TASK
Copy out the lines that include the word "USDCHF".

TASK INPUT
begin
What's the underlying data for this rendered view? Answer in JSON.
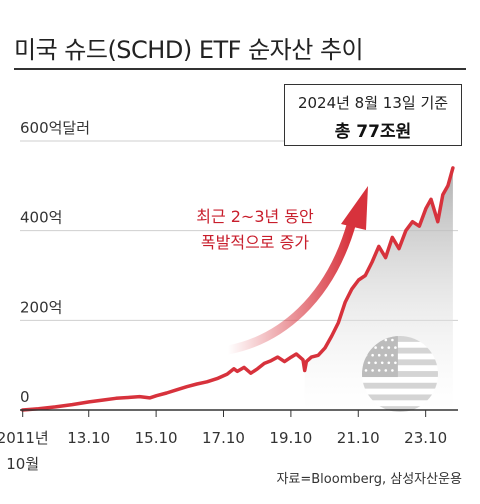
{
  "title": "미국 슈드(SCHD) ETF 순자산 추이",
  "info_box": {
    "date": "2024년 8월 13일 기준",
    "total": "총 77조원"
  },
  "annotation": {
    "line1": "최근 2~3년 동안",
    "line2": "폭발적으로 증가"
  },
  "source": "자료=Bloomberg, 삼성자산운용",
  "colors": {
    "line": "#d7323c",
    "arrow": "#d7323c",
    "annotation_text": "#c81e2c",
    "grid": "#cfcfcf",
    "area_fill": "#b0b0b0",
    "flag_watermark": "#d4d4d4"
  },
  "watermark_icon": "us-flag-icon",
  "chart_data": {
    "type": "line",
    "title": "미국 슈드(SCHD) ETF 순자산 추이",
    "xlabel": "",
    "ylabel": "",
    "ylim": [
      0,
      600
    ],
    "xlim": [
      2011.75,
      2024.75
    ],
    "y_ticks": [
      {
        "value": 0,
        "label": "0"
      },
      {
        "value": 200,
        "label": "200억"
      },
      {
        "value": 400,
        "label": "400억"
      },
      {
        "value": 600,
        "label": "600억달러"
      }
    ],
    "x_ticks": [
      {
        "value": 2011.83,
        "label": "2011년",
        "label2": "10월"
      },
      {
        "value": 2013.79,
        "label": "13.10"
      },
      {
        "value": 2015.79,
        "label": "15.10"
      },
      {
        "value": 2017.79,
        "label": "17.10"
      },
      {
        "value": 2019.79,
        "label": "19.10"
      },
      {
        "value": 2021.79,
        "label": "21.10"
      },
      {
        "value": 2023.79,
        "label": "23.10"
      }
    ],
    "grid": "horizontal",
    "series": [
      {
        "x": [
          2011.83,
          2012.3,
          2012.8,
          2013.3,
          2013.8,
          2014.2,
          2014.6,
          2015.0,
          2015.3,
          2015.6,
          2015.8,
          2016.1,
          2016.4,
          2016.7,
          2017.0,
          2017.3,
          2017.6,
          2017.9,
          2018.1,
          2018.2,
          2018.4,
          2018.6,
          2018.8,
          2019.0,
          2019.2,
          2019.4,
          2019.6,
          2019.8,
          2019.95,
          2020.15,
          2020.2,
          2020.25,
          2020.4,
          2020.6,
          2020.8,
          2021.0,
          2021.2,
          2021.4,
          2021.6,
          2021.8,
          2022.0,
          2022.2,
          2022.4,
          2022.6,
          2022.8,
          2023.0,
          2023.2,
          2023.4,
          2023.6,
          2023.8,
          2023.95,
          2024.15,
          2024.3,
          2024.45,
          2024.6
        ],
        "y": [
          0,
          3,
          7,
          12,
          18,
          22,
          26,
          28,
          30,
          27,
          32,
          38,
          45,
          52,
          58,
          63,
          70,
          80,
          92,
          86,
          95,
          82,
          92,
          104,
          110,
          118,
          108,
          118,
          125,
          112,
          88,
          108,
          118,
          122,
          138,
          165,
          195,
          240,
          270,
          290,
          300,
          330,
          365,
          340,
          385,
          360,
          400,
          420,
          410,
          450,
          470,
          420,
          480,
          500,
          540
        ]
      }
    ]
  }
}
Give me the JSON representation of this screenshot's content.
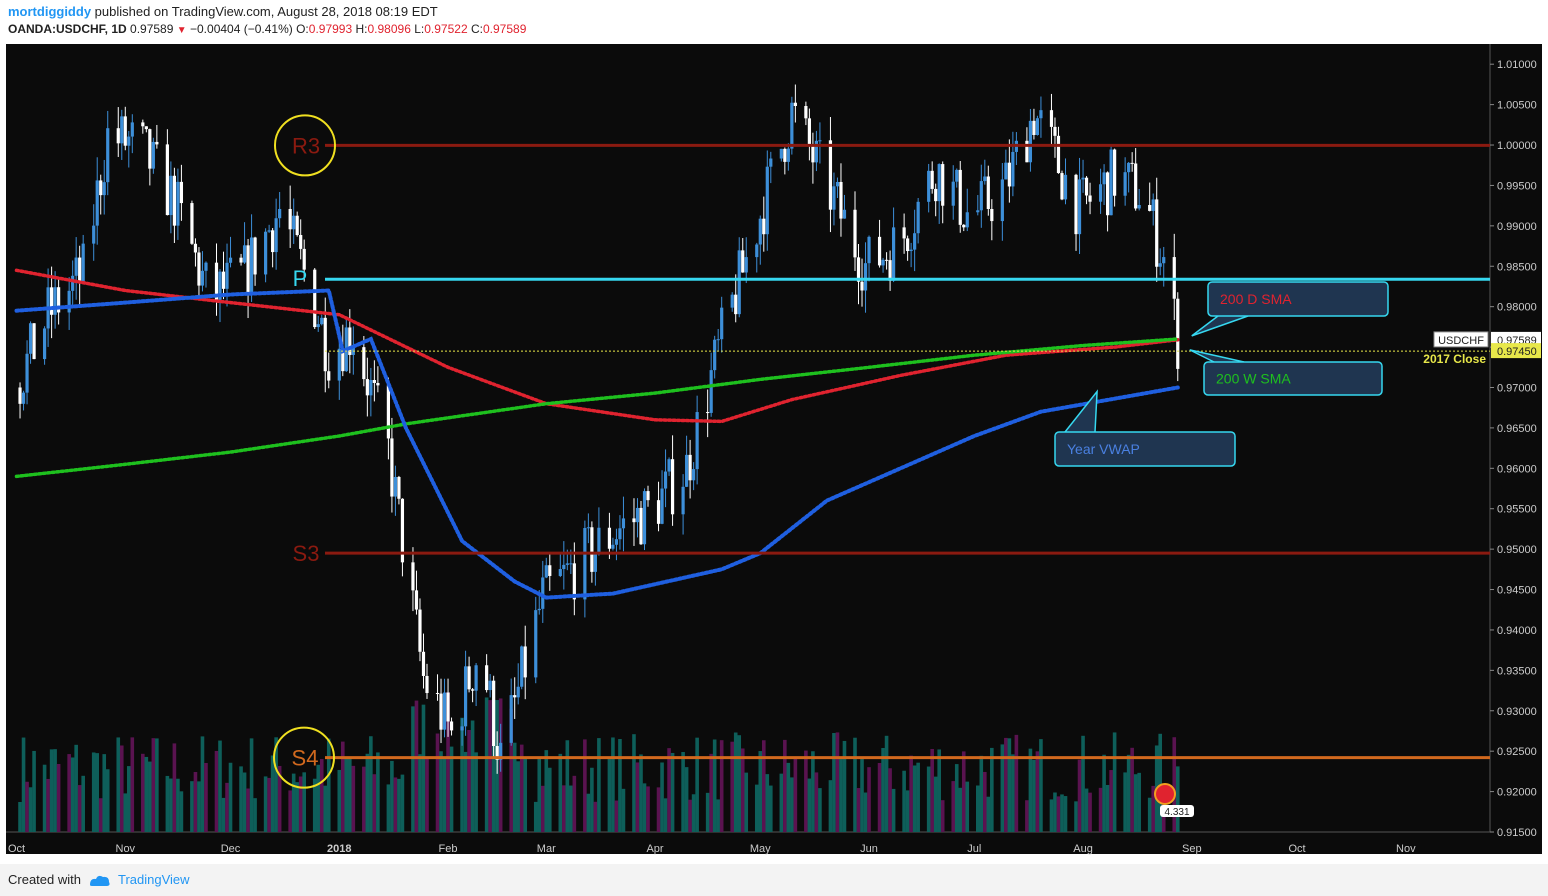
{
  "header": {
    "author": "mortdiggiddy",
    "published": " published on TradingView.com, August 28, 2018 08:19 EDT",
    "symbol": "OANDA:USDCHF, 1D",
    "last": "0.97589",
    "change": "−0.00404 (−0.41%)",
    "o_label": "O:",
    "o": "0.97993",
    "h_label": "H:",
    "h": "0.98096",
    "l_label": "L:",
    "l": "0.97522",
    "c_label": "C:",
    "c": "0.97589"
  },
  "footer": {
    "created": "Created with",
    "brand": "TradingView"
  },
  "colors": {
    "background": "#0b0b0b",
    "candle_up": "#3d8fd9",
    "candle_down": "#ffffff",
    "sma200d": "#e0232f",
    "sma200w": "#1ec01e",
    "vwap": "#1f5fe0",
    "pivot": "#36d8f0",
    "levels": "#8b1a10",
    "s4": "#d2691e",
    "close2017": "#e8e84a",
    "vol_a": "#0e5f5a",
    "vol_b": "#5a1350",
    "callout_border": "#36d8f0",
    "callout_fill": "#1f3550"
  },
  "chart_data": {
    "type": "candlestick",
    "symbol": "USDCHF",
    "timeframe": "1D",
    "ylim": [
      0.915,
      1.0125
    ],
    "y_ticks": [
      "1.01000",
      "1.00500",
      "1.00000",
      "0.99500",
      "0.99000",
      "0.98500",
      "0.98000",
      "0.97500",
      "0.97000",
      "0.96500",
      "0.96000",
      "0.95500",
      "0.95000",
      "0.94500",
      "0.94000",
      "0.93500",
      "0.93000",
      "0.92500",
      "0.92000",
      "0.91500"
    ],
    "x_ticks": [
      "Oct",
      "Nov",
      "Dec",
      "2018",
      "Feb",
      "Mar",
      "Apr",
      "May",
      "Jun",
      "Jul",
      "Aug",
      "Sep",
      "Oct",
      "Nov"
    ],
    "price_path": [
      {
        "date": "2017-10-01",
        "close": 0.97
      },
      {
        "date": "2017-10-10",
        "close": 0.979
      },
      {
        "date": "2017-10-20",
        "close": 0.984
      },
      {
        "date": "2017-10-27",
        "close": 1.001
      },
      {
        "date": "2017-11-05",
        "close": 1.0
      },
      {
        "date": "2017-11-15",
        "close": 0.993
      },
      {
        "date": "2017-11-25",
        "close": 0.981
      },
      {
        "date": "2017-12-05",
        "close": 0.984
      },
      {
        "date": "2017-12-15",
        "close": 0.992
      },
      {
        "date": "2017-12-24",
        "close": 0.982
      },
      {
        "date": "2017-12-29",
        "close": 0.9745
      },
      {
        "date": "2018-01-05",
        "close": 0.977
      },
      {
        "date": "2018-01-15",
        "close": 0.962
      },
      {
        "date": "2018-01-25",
        "close": 0.934
      },
      {
        "date": "2018-02-02",
        "close": 0.927
      },
      {
        "date": "2018-02-10",
        "close": 0.938
      },
      {
        "date": "2018-02-16",
        "close": 0.924
      },
      {
        "date": "2018-02-28",
        "close": 0.944
      },
      {
        "date": "2018-03-10",
        "close": 0.948
      },
      {
        "date": "2018-03-20",
        "close": 0.952
      },
      {
        "date": "2018-03-31",
        "close": 0.955
      },
      {
        "date": "2018-04-10",
        "close": 0.96
      },
      {
        "date": "2018-04-20",
        "close": 0.976
      },
      {
        "date": "2018-04-30",
        "close": 0.99
      },
      {
        "date": "2018-05-10",
        "close": 1.004
      },
      {
        "date": "2018-05-20",
        "close": 0.995
      },
      {
        "date": "2018-05-31",
        "close": 0.985
      },
      {
        "date": "2018-06-10",
        "close": 0.988
      },
      {
        "date": "2018-06-20",
        "close": 0.997
      },
      {
        "date": "2018-06-30",
        "close": 0.991
      },
      {
        "date": "2018-07-10",
        "close": 0.995
      },
      {
        "date": "2018-07-18",
        "close": 1.004
      },
      {
        "date": "2018-07-31",
        "close": 0.992
      },
      {
        "date": "2018-08-10",
        "close": 0.996
      },
      {
        "date": "2018-08-18",
        "close": 0.994
      },
      {
        "date": "2018-08-24",
        "close": 0.986
      },
      {
        "date": "2018-08-28",
        "close": 0.97589
      }
    ],
    "series": [
      {
        "name": "200 D SMA",
        "values": [
          {
            "date": "2017-10-01",
            "value": 0.9845
          },
          {
            "date": "2017-11-01",
            "value": 0.982
          },
          {
            "date": "2017-12-01",
            "value": 0.9805
          },
          {
            "date": "2018-01-01",
            "value": 0.979
          },
          {
            "date": "2018-02-01",
            "value": 0.9725
          },
          {
            "date": "2018-03-01",
            "value": 0.968
          },
          {
            "date": "2018-04-01",
            "value": 0.966
          },
          {
            "date": "2018-04-20",
            "value": 0.9658
          },
          {
            "date": "2018-05-10",
            "value": 0.9685
          },
          {
            "date": "2018-06-10",
            "value": 0.9715
          },
          {
            "date": "2018-07-10",
            "value": 0.974
          },
          {
            "date": "2018-08-10",
            "value": 0.975
          },
          {
            "date": "2018-08-28",
            "value": 0.9759
          }
        ]
      },
      {
        "name": "200 W SMA",
        "values": [
          {
            "date": "2017-10-01",
            "value": 0.959
          },
          {
            "date": "2017-11-01",
            "value": 0.9605
          },
          {
            "date": "2017-12-01",
            "value": 0.962
          },
          {
            "date": "2018-01-01",
            "value": 0.964
          },
          {
            "date": "2018-01-20",
            "value": 0.9655
          },
          {
            "date": "2018-03-01",
            "value": 0.968
          },
          {
            "date": "2018-04-01",
            "value": 0.9693
          },
          {
            "date": "2018-05-01",
            "value": 0.971
          },
          {
            "date": "2018-06-01",
            "value": 0.9725
          },
          {
            "date": "2018-07-01",
            "value": 0.974
          },
          {
            "date": "2018-08-01",
            "value": 0.9752
          },
          {
            "date": "2018-08-28",
            "value": 0.976
          }
        ]
      },
      {
        "name": "Year VWAP",
        "values": [
          {
            "date": "2017-10-01",
            "value": 0.9795
          },
          {
            "date": "2017-11-01",
            "value": 0.9805
          },
          {
            "date": "2017-12-01",
            "value": 0.9815
          },
          {
            "date": "2017-12-29",
            "value": 0.982
          },
          {
            "date": "2018-01-02",
            "value": 0.9745
          },
          {
            "date": "2018-01-10",
            "value": 0.976
          },
          {
            "date": "2018-01-20",
            "value": 0.965
          },
          {
            "date": "2018-02-05",
            "value": 0.951
          },
          {
            "date": "2018-02-20",
            "value": 0.946
          },
          {
            "date": "2018-03-01",
            "value": 0.944
          },
          {
            "date": "2018-03-20",
            "value": 0.9445
          },
          {
            "date": "2018-04-20",
            "value": 0.9475
          },
          {
            "date": "2018-05-01",
            "value": 0.9495
          },
          {
            "date": "2018-05-20",
            "value": 0.956
          },
          {
            "date": "2018-06-10",
            "value": 0.96
          },
          {
            "date": "2018-07-01",
            "value": 0.964
          },
          {
            "date": "2018-07-20",
            "value": 0.967
          },
          {
            "date": "2018-08-28",
            "value": 0.97
          }
        ]
      }
    ],
    "levels": [
      {
        "label": "R3",
        "value": 0.99995
      },
      {
        "label": "P",
        "value": 0.9834
      },
      {
        "label": "S3",
        "value": 0.9495
      },
      {
        "label": "S4",
        "value": 0.9242
      },
      {
        "label": "2017 Close",
        "value": 0.9745
      }
    ],
    "price_tags": [
      {
        "label": "USDCHF",
        "value": "0.97589"
      },
      {
        "label": "2017 Close",
        "value": "0.97450"
      }
    ],
    "annotations": [
      "200 D SMA",
      "200 W SMA",
      "Year VWAP"
    ],
    "volume_badge": "4.331"
  }
}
end
TASK SOLUTION
    "symbol": "OANDA:USDCHF, 1D",
    "symbol": "USDCHF",
        "label": "USDCHF",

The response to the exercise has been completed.